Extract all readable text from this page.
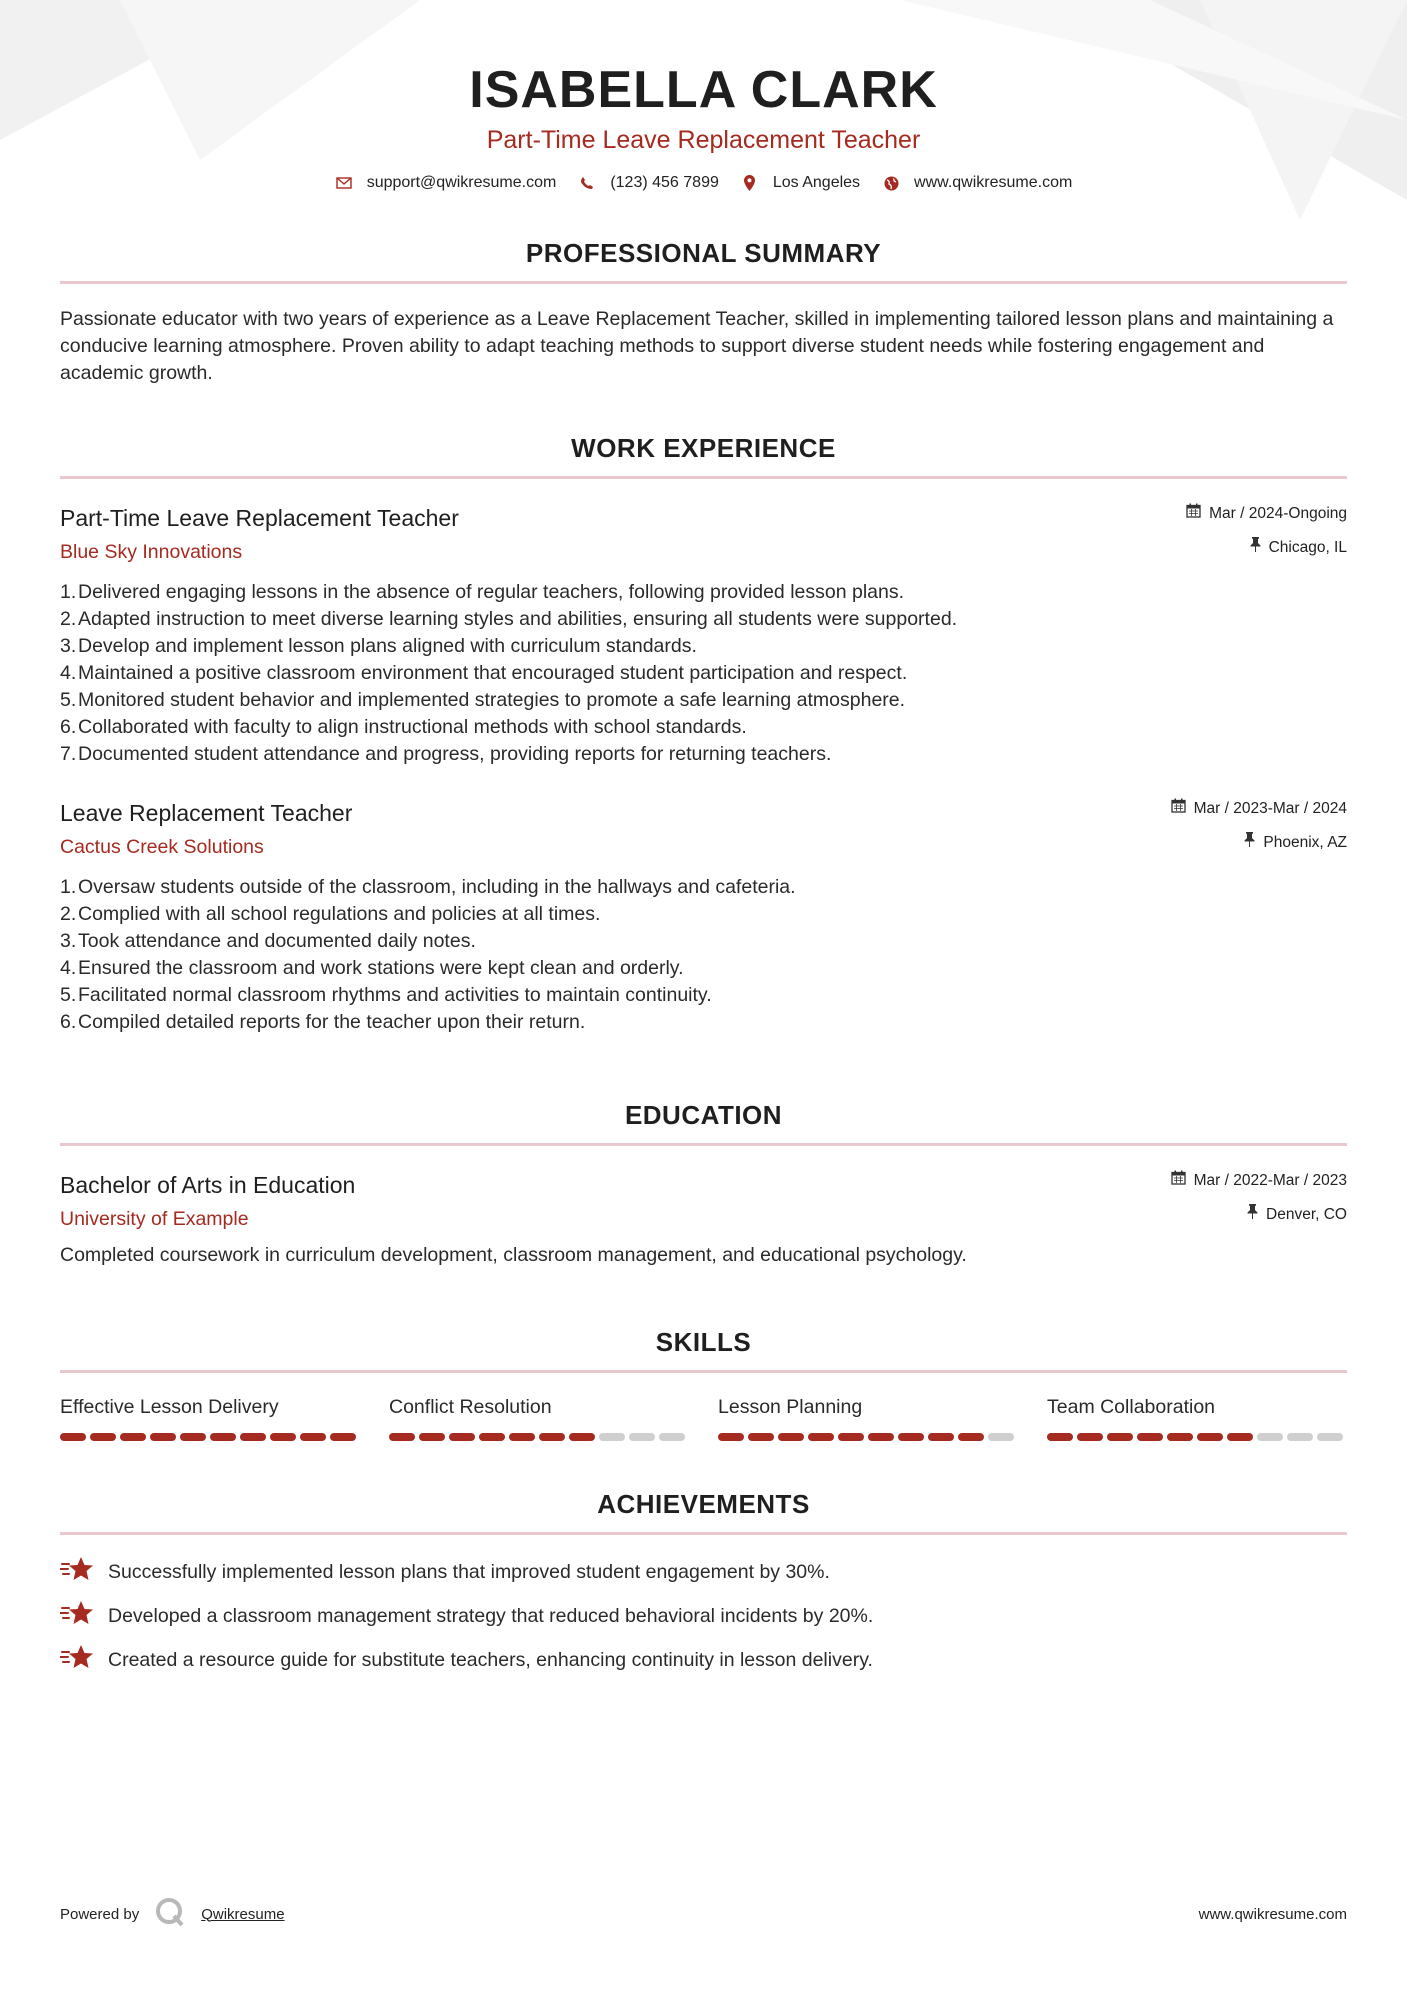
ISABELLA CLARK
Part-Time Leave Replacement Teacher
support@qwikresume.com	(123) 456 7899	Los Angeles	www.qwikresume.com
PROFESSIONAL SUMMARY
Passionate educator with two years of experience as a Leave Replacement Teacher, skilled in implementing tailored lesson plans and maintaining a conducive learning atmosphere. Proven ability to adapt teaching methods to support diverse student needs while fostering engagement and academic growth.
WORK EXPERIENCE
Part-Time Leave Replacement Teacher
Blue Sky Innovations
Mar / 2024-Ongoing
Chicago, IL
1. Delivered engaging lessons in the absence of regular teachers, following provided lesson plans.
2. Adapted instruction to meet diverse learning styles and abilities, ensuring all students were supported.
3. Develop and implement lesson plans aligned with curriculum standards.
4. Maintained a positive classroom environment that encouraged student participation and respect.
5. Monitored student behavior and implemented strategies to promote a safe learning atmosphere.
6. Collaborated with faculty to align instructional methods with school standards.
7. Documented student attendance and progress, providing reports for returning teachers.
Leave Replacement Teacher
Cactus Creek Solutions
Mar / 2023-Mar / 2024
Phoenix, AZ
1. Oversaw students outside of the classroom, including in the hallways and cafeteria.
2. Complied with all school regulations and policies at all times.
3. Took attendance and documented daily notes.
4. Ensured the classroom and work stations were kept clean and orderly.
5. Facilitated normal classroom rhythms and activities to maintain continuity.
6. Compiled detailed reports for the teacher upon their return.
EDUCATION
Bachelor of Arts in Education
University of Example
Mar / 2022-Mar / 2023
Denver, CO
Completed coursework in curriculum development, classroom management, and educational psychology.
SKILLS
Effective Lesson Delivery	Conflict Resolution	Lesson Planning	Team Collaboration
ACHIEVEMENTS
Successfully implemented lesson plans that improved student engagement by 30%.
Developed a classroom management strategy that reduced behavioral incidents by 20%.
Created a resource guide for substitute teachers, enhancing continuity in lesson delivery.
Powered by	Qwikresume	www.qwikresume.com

· · · · ·

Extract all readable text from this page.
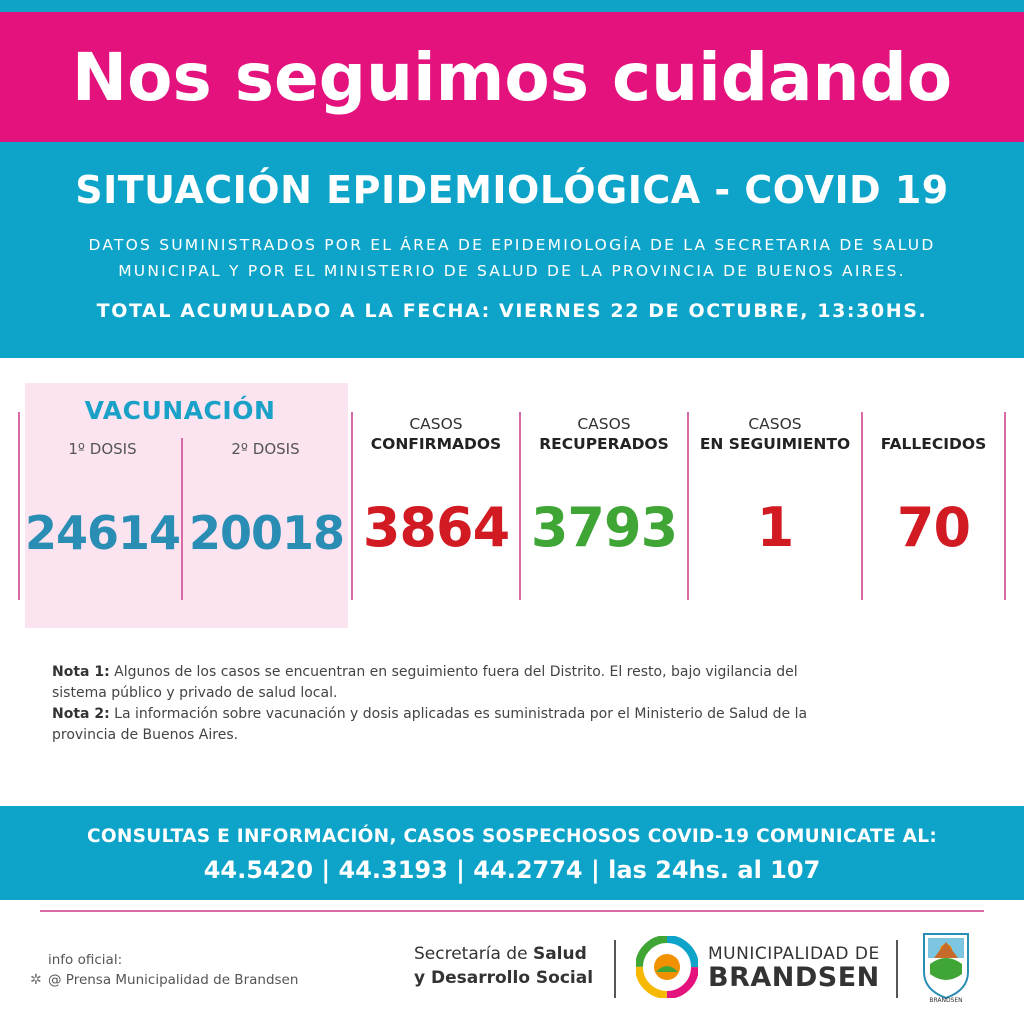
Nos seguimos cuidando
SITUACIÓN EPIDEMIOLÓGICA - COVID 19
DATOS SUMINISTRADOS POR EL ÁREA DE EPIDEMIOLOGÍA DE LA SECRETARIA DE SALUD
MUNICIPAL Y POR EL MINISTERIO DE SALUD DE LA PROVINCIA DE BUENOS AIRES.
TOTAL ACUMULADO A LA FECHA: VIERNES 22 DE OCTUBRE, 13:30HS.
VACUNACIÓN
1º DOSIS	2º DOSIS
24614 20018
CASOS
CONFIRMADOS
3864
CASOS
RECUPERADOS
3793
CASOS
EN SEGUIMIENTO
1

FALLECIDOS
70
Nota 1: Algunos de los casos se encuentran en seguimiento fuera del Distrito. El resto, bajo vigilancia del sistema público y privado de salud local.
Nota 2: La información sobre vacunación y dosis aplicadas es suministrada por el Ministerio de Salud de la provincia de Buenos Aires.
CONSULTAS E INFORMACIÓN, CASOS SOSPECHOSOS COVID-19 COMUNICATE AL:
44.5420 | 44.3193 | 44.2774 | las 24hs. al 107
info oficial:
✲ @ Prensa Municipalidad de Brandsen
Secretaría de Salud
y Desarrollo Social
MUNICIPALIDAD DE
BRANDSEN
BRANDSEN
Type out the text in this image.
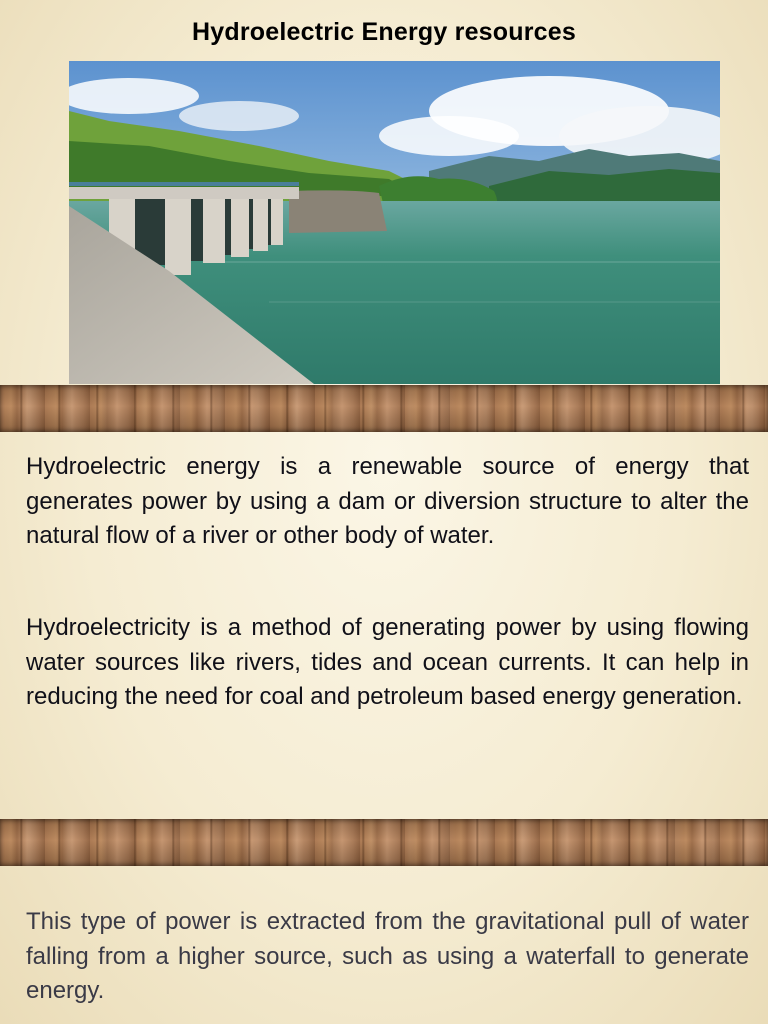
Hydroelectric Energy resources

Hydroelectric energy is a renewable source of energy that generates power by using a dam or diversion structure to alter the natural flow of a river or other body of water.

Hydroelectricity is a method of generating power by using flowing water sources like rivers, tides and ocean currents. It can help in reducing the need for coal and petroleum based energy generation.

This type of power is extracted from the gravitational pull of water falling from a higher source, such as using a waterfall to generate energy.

· · · · ·

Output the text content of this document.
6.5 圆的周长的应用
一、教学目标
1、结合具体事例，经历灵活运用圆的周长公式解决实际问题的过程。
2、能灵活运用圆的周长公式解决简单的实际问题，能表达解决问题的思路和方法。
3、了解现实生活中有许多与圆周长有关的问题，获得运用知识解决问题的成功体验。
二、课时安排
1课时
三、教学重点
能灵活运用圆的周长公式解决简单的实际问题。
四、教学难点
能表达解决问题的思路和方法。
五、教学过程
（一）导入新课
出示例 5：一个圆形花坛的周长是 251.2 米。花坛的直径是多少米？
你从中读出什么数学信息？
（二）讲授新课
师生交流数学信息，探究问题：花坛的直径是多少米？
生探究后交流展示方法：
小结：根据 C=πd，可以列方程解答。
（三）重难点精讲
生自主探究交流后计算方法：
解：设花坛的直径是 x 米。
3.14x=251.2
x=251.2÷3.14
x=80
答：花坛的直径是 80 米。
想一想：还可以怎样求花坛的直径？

· · · · ·

=== Written instruction ===
Search the data above for the word "water", then gather each line in which it appears.

=== Completed task ===
Hydroelectric energy is a renewable source of energy that generates power by using a dam or diversion structure to alter the natural flow of a river or other body of water.
Hydroelectricity is a method of generating power by using flowing water sources like rivers, tides and ocean currents. It can help in reducing the need for coal and petroleum based energy generation.
This type of power is extracted from the gravitational pull of water falling from a higher source, such as using a waterfall to generate energy.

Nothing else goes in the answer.